Only lines containing the string "page" belong in the answer; copy all of them from the entries.

+===+

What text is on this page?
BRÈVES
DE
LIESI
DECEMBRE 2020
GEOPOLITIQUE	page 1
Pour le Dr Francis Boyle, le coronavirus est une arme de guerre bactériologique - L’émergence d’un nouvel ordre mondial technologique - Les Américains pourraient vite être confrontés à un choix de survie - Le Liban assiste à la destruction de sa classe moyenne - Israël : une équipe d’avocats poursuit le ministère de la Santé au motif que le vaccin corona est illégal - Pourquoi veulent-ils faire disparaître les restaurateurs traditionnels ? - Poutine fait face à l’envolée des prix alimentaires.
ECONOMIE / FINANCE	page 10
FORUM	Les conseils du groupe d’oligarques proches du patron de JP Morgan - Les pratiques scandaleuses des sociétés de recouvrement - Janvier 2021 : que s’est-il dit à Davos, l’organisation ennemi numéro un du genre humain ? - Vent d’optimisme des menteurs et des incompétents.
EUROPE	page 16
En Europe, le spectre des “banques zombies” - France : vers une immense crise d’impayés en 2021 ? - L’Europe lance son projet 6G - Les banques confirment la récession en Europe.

+===+

◆ SOLUTION TO THIS PROBLEM:
What text is on this page?
GEOPOLITIQUE	page 1
ECONOMIE / FINANCE	page 10
EUROPE	page 16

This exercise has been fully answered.